:: Available data ::

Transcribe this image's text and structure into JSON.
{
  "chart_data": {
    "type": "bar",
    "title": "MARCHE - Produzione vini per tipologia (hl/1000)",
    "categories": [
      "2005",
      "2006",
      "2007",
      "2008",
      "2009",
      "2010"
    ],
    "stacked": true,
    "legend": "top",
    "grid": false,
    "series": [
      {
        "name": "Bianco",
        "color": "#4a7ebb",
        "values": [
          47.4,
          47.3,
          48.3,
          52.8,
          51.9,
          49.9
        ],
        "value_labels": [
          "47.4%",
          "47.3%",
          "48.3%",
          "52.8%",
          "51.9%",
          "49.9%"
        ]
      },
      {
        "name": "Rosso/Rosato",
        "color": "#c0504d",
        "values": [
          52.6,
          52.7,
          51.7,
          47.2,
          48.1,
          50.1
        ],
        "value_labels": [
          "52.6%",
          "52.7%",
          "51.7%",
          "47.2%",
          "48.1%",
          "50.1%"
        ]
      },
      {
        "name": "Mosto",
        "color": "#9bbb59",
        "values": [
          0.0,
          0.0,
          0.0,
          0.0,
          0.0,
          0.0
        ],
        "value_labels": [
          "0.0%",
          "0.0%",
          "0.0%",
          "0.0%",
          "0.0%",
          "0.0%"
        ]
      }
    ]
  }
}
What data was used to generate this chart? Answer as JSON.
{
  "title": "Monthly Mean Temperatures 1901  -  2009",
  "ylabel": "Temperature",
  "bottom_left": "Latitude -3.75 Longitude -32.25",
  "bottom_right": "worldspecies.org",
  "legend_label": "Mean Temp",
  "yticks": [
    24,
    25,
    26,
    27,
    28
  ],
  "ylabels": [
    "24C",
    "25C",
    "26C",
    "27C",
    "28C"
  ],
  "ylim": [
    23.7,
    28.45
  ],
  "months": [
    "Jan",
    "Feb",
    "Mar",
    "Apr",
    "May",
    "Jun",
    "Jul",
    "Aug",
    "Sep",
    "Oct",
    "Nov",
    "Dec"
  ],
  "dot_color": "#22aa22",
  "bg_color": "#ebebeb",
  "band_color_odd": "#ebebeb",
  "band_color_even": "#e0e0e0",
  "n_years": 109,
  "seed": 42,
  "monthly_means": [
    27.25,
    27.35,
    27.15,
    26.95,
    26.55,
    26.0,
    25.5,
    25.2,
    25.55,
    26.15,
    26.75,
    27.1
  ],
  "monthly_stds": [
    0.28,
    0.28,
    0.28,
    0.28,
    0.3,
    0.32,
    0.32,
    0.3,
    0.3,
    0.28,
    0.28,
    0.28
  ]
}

:::

■ **What is required**
From the entries above, copy out every line where the string "this" appears.

■ **Written answer**
Transcribe this image's text and structure into JSON.
What data was used to generate this chart? Answer as JSON.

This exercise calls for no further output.